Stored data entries
-- START --

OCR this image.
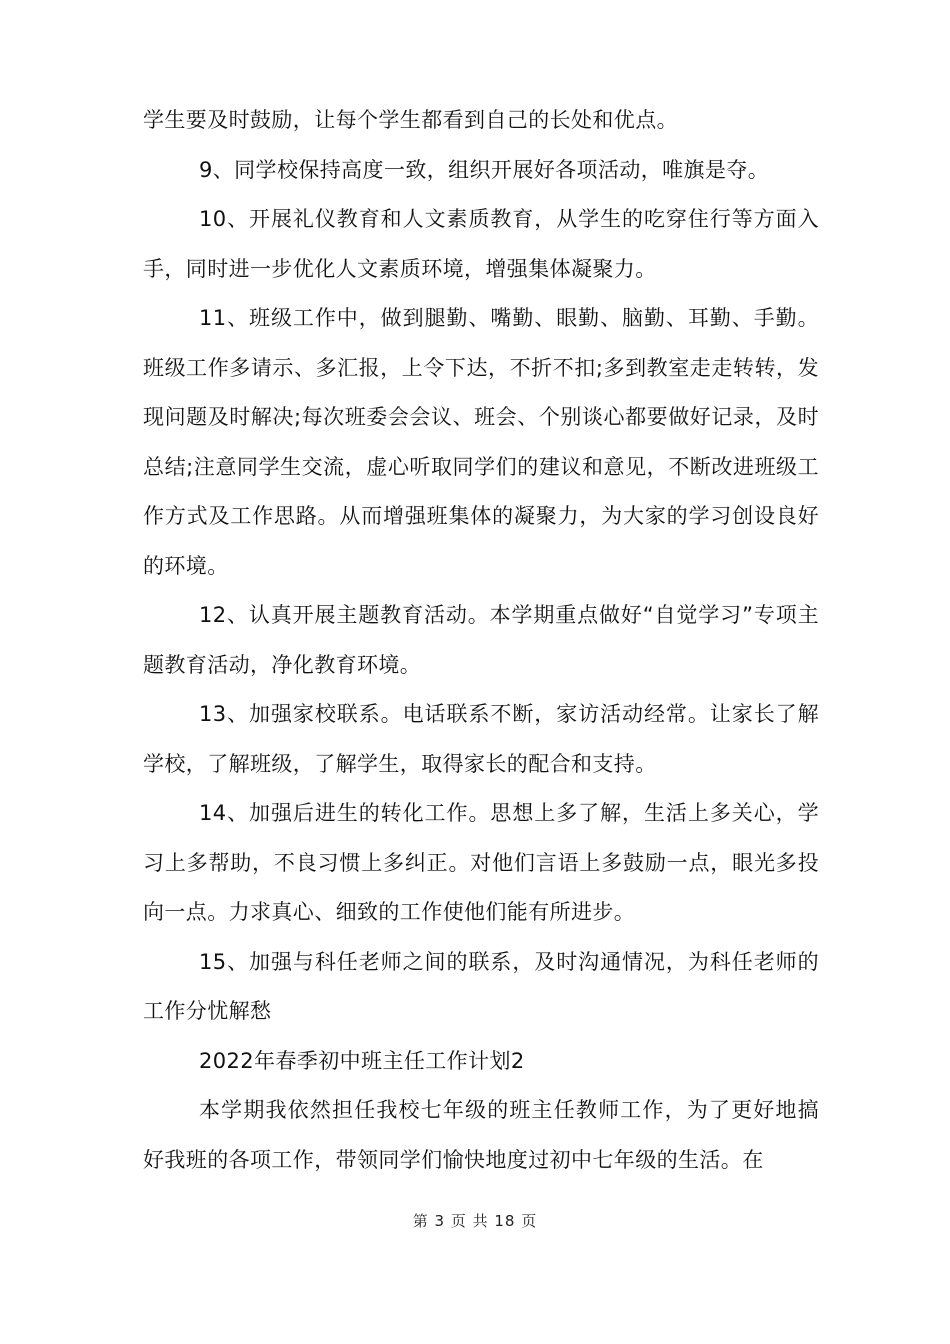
学生要及时鼓励，让每个学生都看到自己的长处和优点。

9、同学校保持高度一致，组织开展好各项活动，唯旗是夺。

10、开展礼仪教育和人文素质教育，从学生的吃穿住行等方面入手，同时进一步优化人文素质环境，增强集体凝聚力。

11、班级工作中，做到腿勤、嘴勤、眼勤、脑勤、耳勤、手勤。班级工作多请示、多汇报，上令下达，不折不扣;多到教室走走转转，发现问题及时解决;每次班委会会议、班会、个别谈心都要做好记录，及时总结;注意同学生交流，虚心听取同学们的建议和意见，不断改进班级工作方式及工作思路。从而增强班集体的凝聚力，为大家的学习创设良好的环境。

12、认真开展主题教育活动。本学期重点做好“自觉学习”专项主题教育活动，净化教育环境。

13、加强家校联系。电话联系不断，家访活动经常。让家长了解学校，了解班级，了解学生，取得家长的配合和支持。

14、加强后进生的转化工作。思想上多了解，生活上多关心，学习上多帮助，不良习惯上多纠正。对他们言语上多鼓励一点，眼光多投向一点。力求真心、细致的工作使他们能有所进步。

15、加强与科任老师之间的联系，及时沟通情况，为科任老师的工作分忧解愁

2022年春季初中班主任工作计划2

本学期我依然担任我校七年级的班主任教师工作，为了更好地搞好我班的各项工作，带领同学们愉快地度过初中七年级的生活。在

第 3 页 共 18 页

-- END --

- WHAT THE TASK REQUIRES -
Write out each line of the data exactly; the images should be left out.

- TASK RESULT -
OCR this image.
学生要及时鼓励，让每个学生都看到自己的长处和优点。

9、同学校保持高度一致，组织开展好各项活动，唯旗是夺。

10、开展礼仪教育和人文素质教育，从学生的吃穿住行等方面入手，同时进一步优化人文素质环境，增强集体凝聚力。

11、班级工作中，做到腿勤、嘴勤、眼勤、脑勤、耳勤、手勤。班级工作多请示、多汇报，上令下达，不折不扣;多到教室走走转转，发现问题及时解决;每次班委会会议、班会、个别谈心都要做好记录，及时总结;注意同学生交流，虚心听取同学们的建议和意见，不断改进班级工作方式及工作思路。从而增强班集体的凝聚力，为大家的学习创设良好的环境。

12、认真开展主题教育活动。本学期重点做好“自觉学习”专项主题教育活动，净化教育环境。

13、加强家校联系。电话联系不断，家访活动经常。让家长了解学校，了解班级，了解学生，取得家长的配合和支持。

14、加强后进生的转化工作。思想上多了解，生活上多关心，学习上多帮助，不良习惯上多纠正。对他们言语上多鼓励一点，眼光多投向一点。力求真心、细致的工作使他们能有所进步。

15、加强与科任老师之间的联系，及时沟通情况，为科任老师的工作分忧解愁

2022年春季初中班主任工作计划2

本学期我依然担任我校七年级的班主任教师工作，为了更好地搞好我班的各项工作，带领同学们愉快地度过初中七年级的生活。在

第 3 页 共 18 页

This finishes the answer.